Go through the entries below and copy each line containing the word "throughout".

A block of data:
**********

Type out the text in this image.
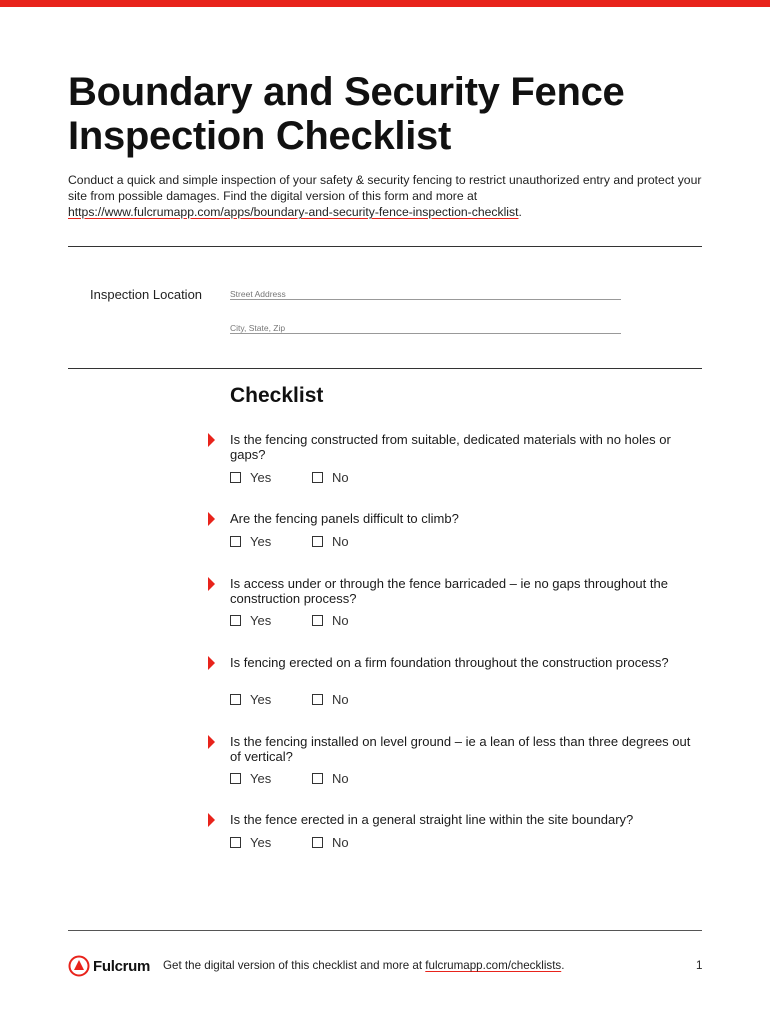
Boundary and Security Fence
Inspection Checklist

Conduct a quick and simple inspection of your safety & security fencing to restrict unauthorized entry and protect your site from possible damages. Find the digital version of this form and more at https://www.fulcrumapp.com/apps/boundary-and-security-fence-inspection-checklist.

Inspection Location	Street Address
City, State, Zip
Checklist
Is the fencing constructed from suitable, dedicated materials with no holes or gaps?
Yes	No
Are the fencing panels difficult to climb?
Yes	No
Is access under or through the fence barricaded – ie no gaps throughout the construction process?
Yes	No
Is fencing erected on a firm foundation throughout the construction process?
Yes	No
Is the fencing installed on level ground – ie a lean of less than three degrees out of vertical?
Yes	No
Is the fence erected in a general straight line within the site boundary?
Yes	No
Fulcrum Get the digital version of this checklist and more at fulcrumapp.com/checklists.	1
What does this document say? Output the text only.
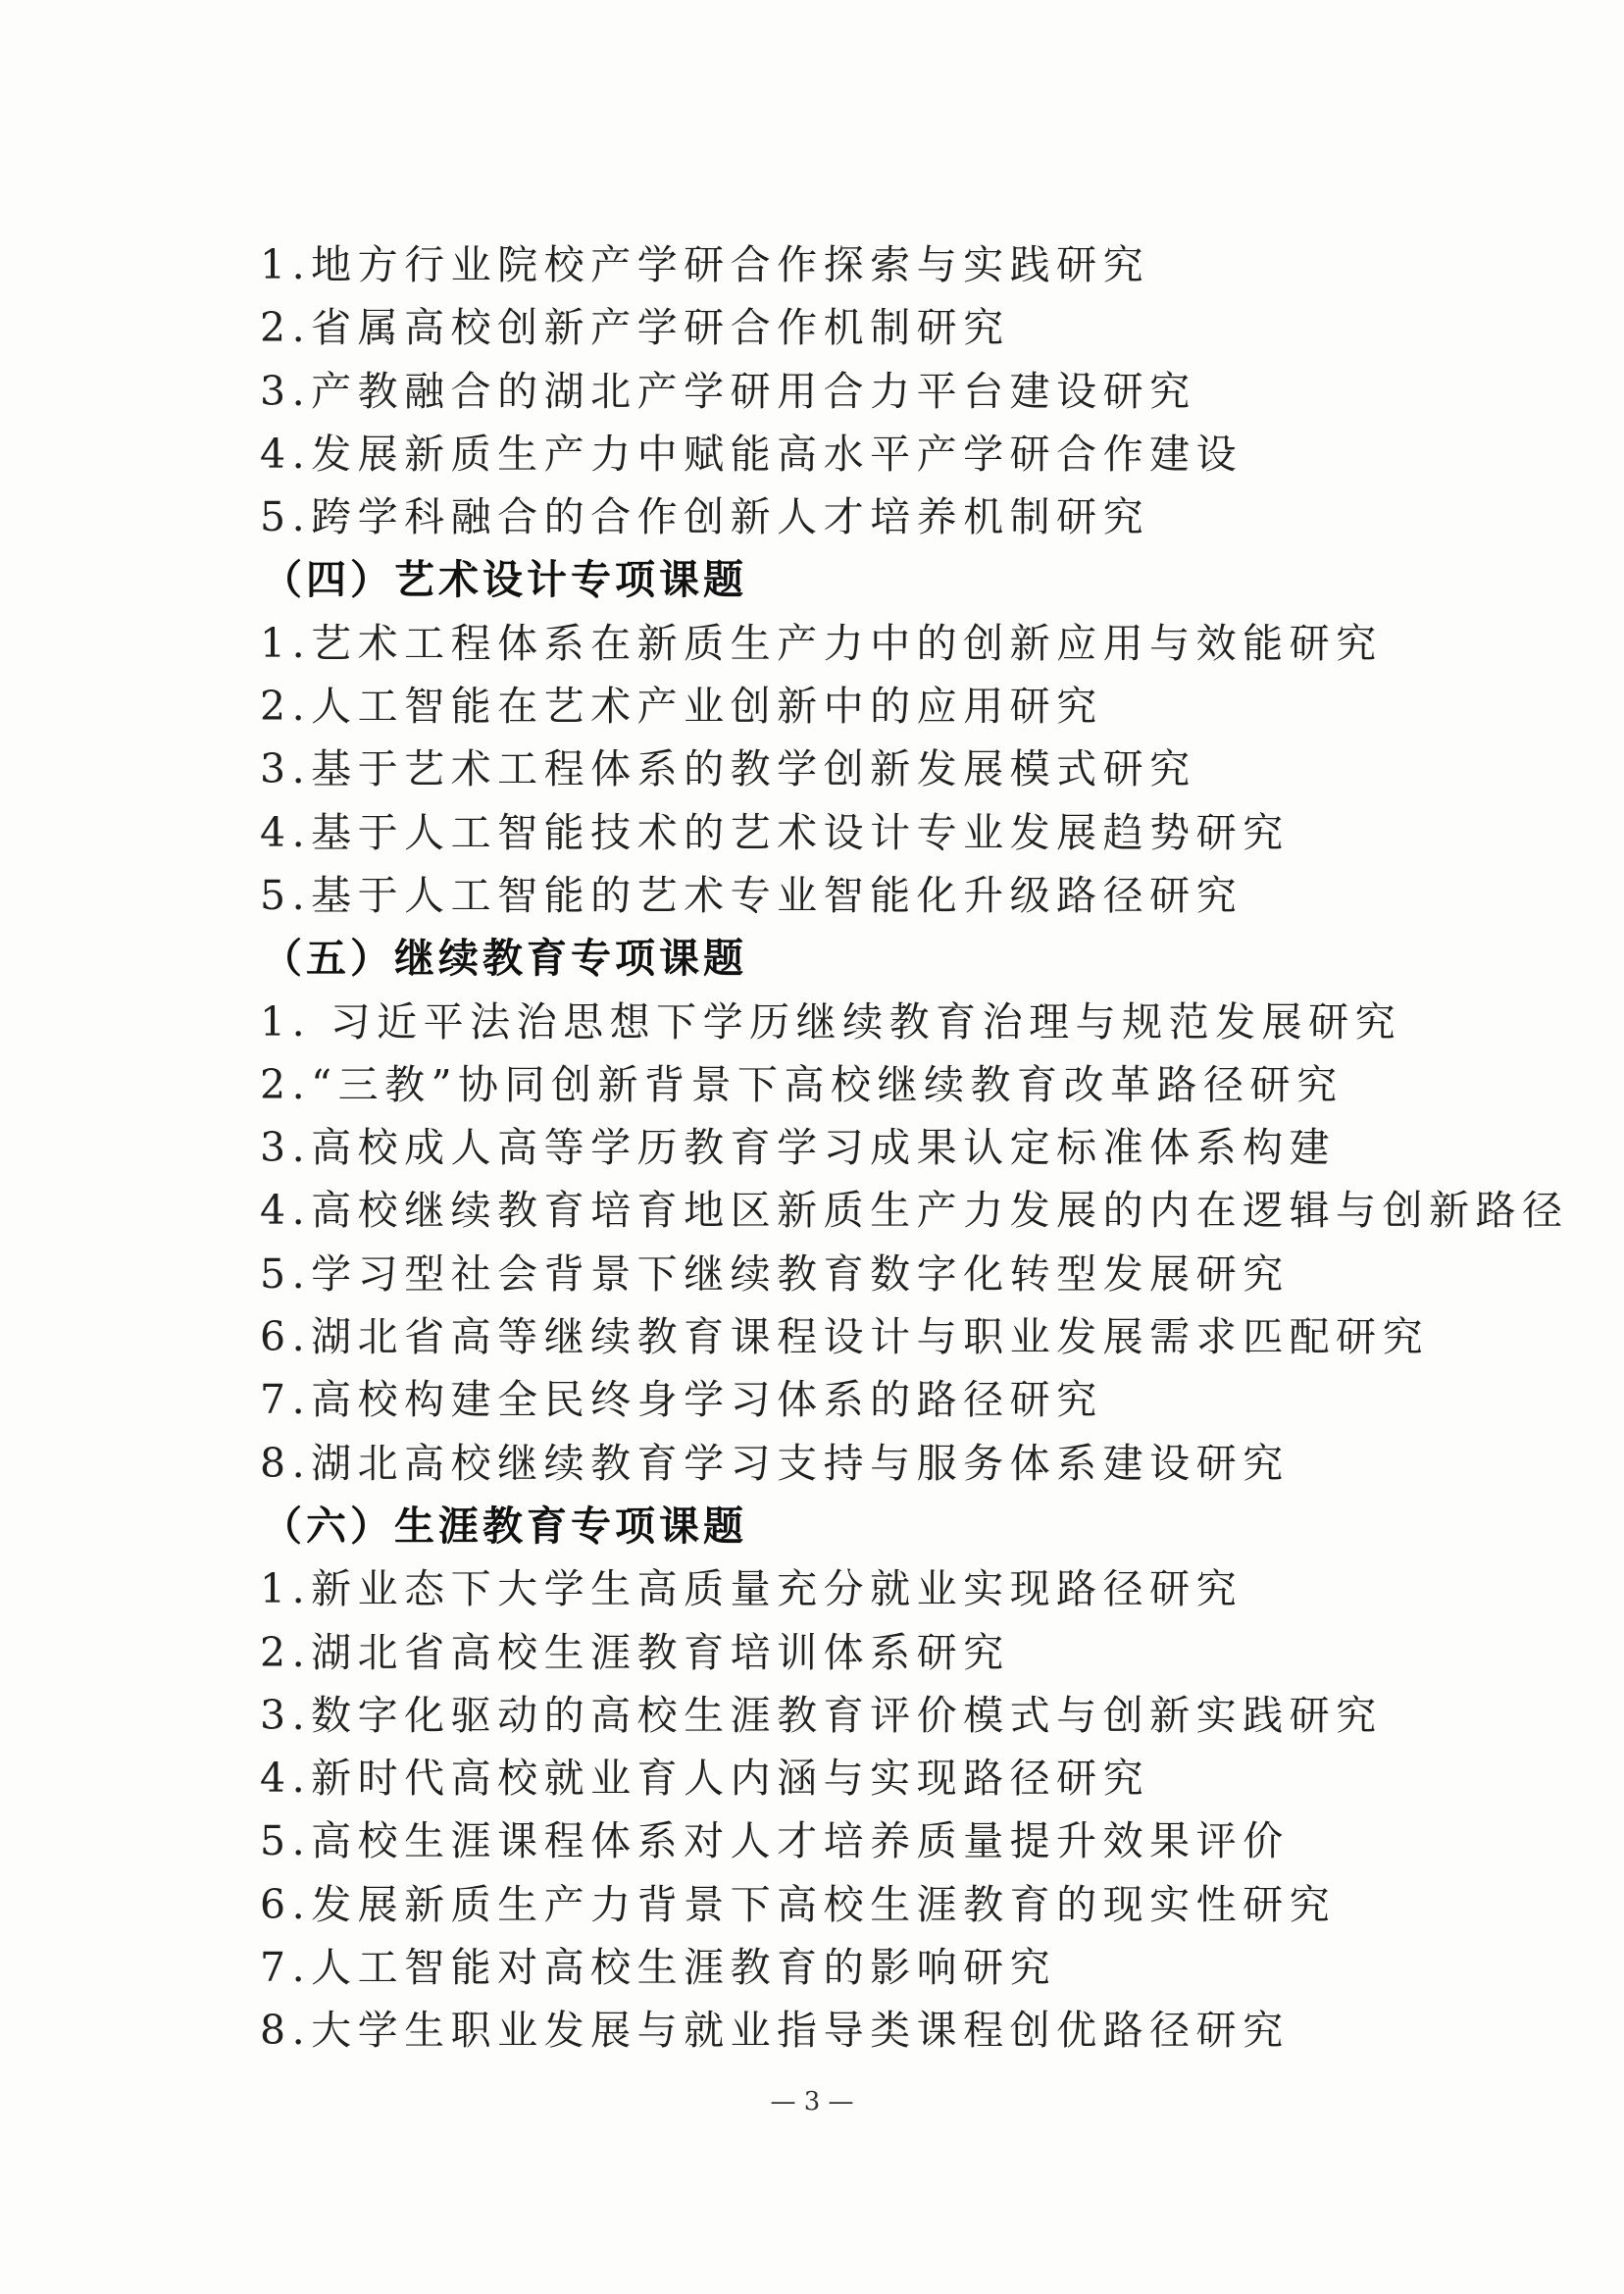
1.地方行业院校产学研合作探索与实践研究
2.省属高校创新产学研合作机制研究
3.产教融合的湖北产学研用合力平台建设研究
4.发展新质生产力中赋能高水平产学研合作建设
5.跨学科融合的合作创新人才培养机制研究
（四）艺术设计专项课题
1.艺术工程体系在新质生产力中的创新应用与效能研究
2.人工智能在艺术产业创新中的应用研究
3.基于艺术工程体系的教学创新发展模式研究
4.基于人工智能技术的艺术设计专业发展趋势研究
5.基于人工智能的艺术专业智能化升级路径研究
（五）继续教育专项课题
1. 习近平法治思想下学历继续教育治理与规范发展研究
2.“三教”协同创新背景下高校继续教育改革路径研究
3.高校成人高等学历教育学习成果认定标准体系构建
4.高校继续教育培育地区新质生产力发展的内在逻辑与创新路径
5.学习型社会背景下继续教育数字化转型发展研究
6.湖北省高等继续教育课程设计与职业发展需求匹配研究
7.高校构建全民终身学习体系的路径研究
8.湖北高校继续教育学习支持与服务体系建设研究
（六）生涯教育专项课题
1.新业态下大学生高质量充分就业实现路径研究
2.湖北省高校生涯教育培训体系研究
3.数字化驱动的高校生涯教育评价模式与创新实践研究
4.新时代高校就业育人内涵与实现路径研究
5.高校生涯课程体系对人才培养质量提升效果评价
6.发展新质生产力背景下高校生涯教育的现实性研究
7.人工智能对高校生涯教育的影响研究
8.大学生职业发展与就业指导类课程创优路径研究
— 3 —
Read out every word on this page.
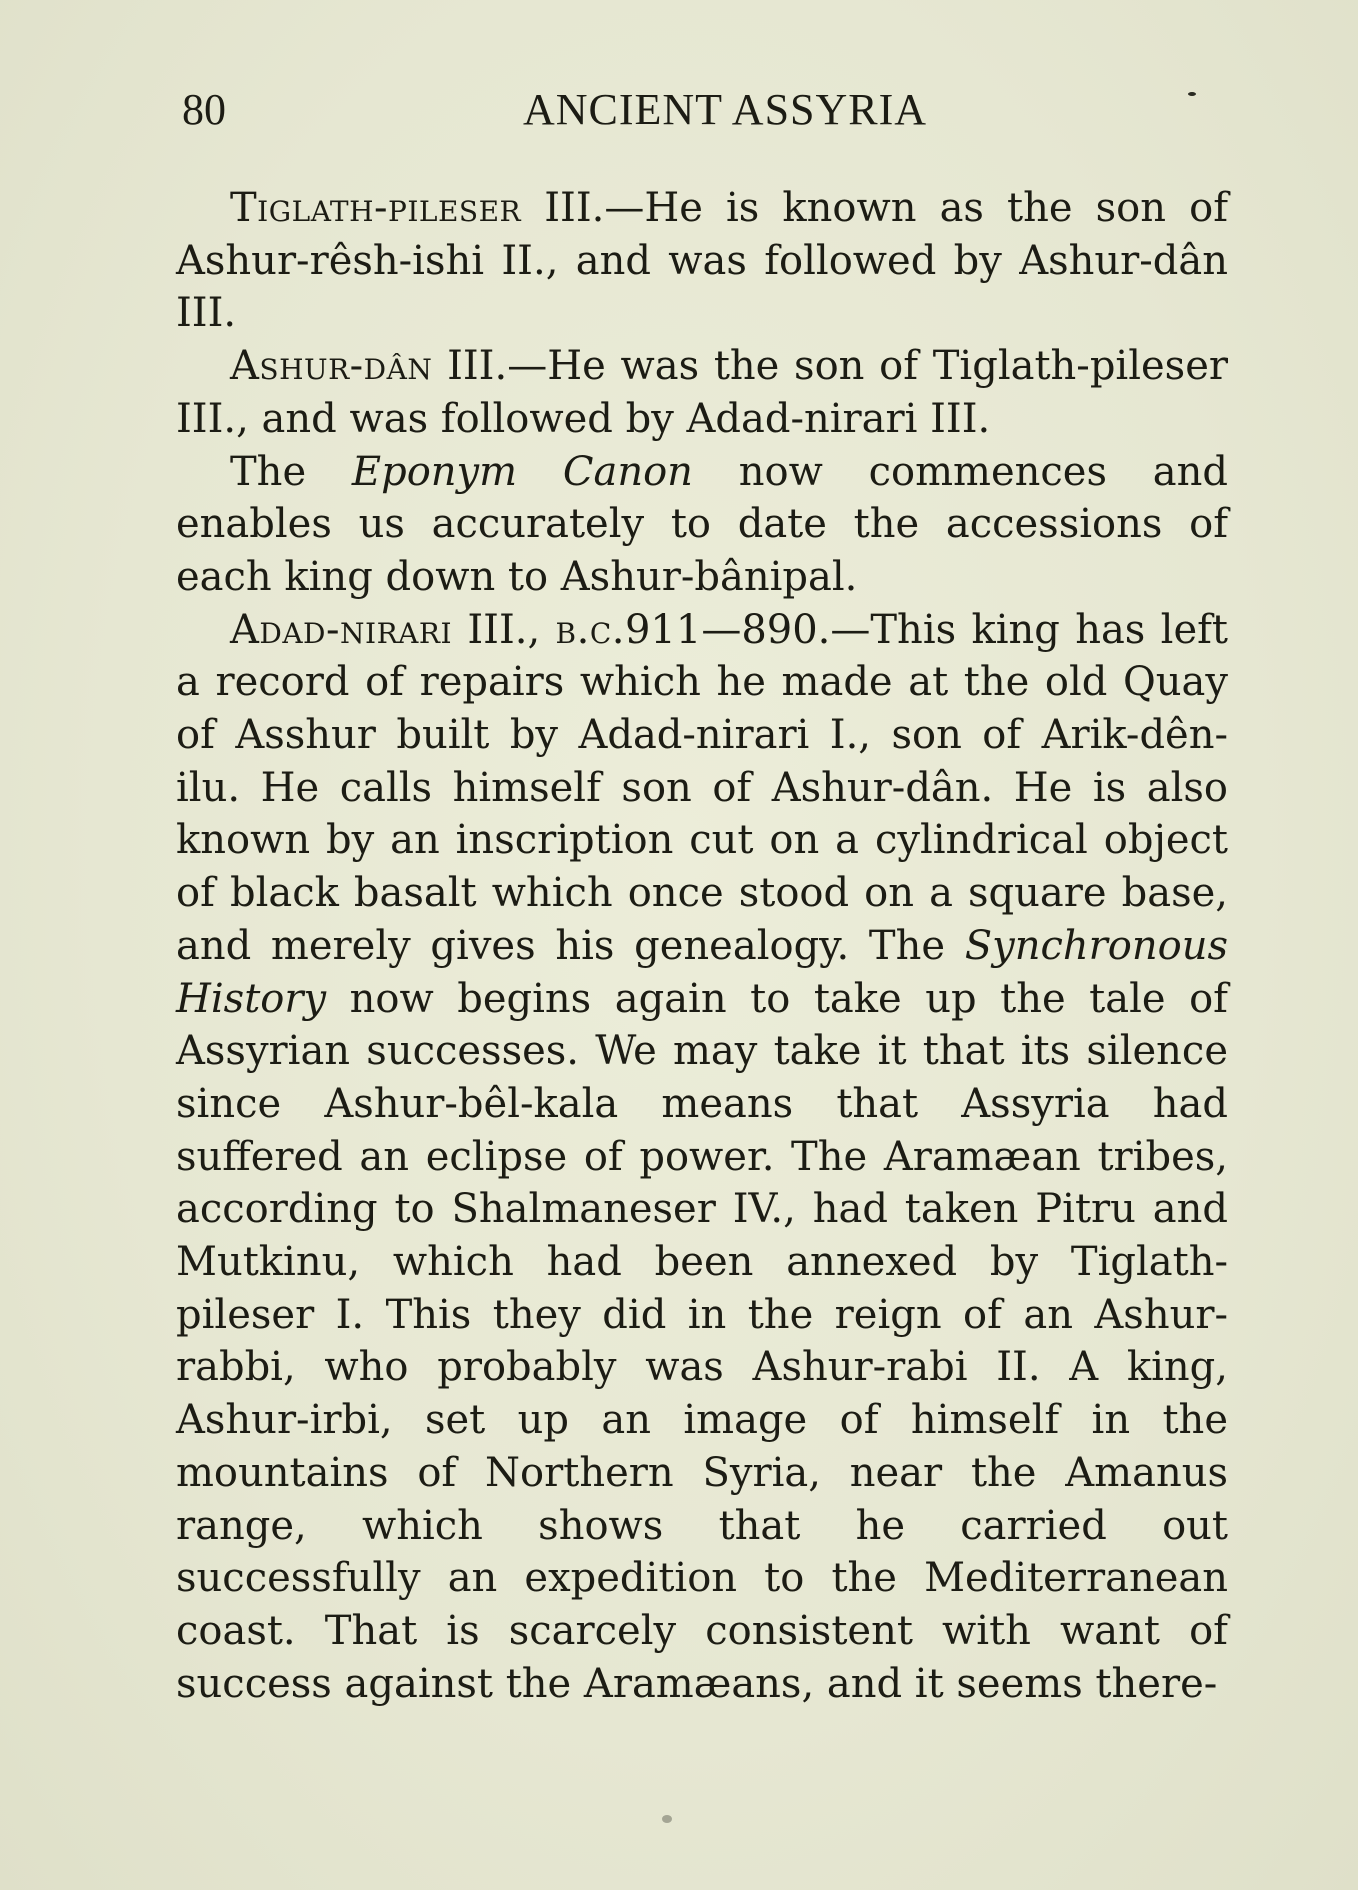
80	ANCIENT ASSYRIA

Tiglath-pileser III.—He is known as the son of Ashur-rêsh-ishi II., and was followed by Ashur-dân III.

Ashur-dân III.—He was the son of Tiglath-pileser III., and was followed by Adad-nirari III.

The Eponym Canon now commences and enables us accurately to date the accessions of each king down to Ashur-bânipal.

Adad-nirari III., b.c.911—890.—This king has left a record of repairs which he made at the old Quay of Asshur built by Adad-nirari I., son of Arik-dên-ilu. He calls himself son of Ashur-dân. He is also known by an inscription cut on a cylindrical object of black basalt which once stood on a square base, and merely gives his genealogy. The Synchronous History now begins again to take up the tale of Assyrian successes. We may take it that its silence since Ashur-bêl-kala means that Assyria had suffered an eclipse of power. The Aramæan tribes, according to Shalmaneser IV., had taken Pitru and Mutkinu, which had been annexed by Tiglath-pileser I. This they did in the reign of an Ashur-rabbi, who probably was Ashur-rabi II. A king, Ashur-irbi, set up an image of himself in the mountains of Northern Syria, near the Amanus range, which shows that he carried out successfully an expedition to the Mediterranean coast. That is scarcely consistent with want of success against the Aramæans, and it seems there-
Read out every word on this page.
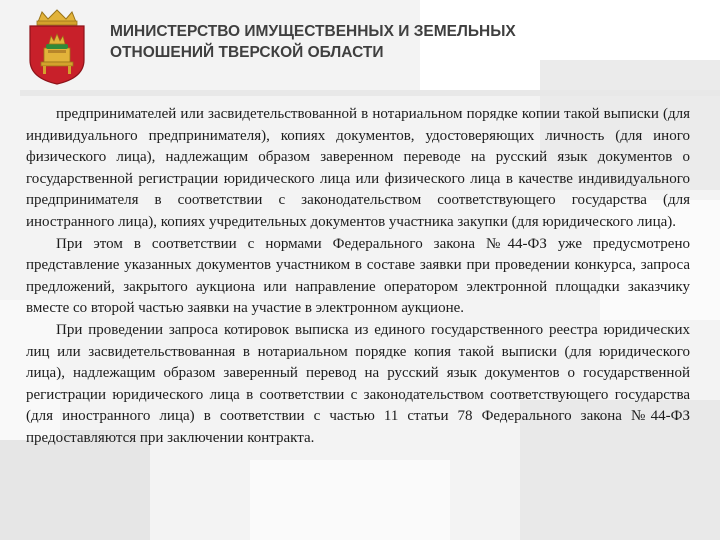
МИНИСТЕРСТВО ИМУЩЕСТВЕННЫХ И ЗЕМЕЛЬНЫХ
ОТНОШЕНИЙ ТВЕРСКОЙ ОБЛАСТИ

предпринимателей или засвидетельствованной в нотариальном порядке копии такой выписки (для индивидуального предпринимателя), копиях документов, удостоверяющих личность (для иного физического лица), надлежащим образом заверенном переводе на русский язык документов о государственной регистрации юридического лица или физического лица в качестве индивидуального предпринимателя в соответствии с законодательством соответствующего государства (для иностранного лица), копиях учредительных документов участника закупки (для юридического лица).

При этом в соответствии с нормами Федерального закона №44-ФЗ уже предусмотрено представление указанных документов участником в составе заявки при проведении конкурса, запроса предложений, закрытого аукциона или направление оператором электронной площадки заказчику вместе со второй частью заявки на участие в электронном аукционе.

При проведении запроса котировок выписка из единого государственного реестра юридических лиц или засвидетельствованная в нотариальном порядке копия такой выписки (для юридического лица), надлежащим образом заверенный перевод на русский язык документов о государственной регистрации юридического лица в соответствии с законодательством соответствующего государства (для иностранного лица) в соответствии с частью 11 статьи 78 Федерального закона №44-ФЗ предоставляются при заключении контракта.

**********

REPLY:
Is access under or through the fence barricaded – ie no gaps throughout the construction process?
Is fencing erected on a firm foundation throughout the construction process?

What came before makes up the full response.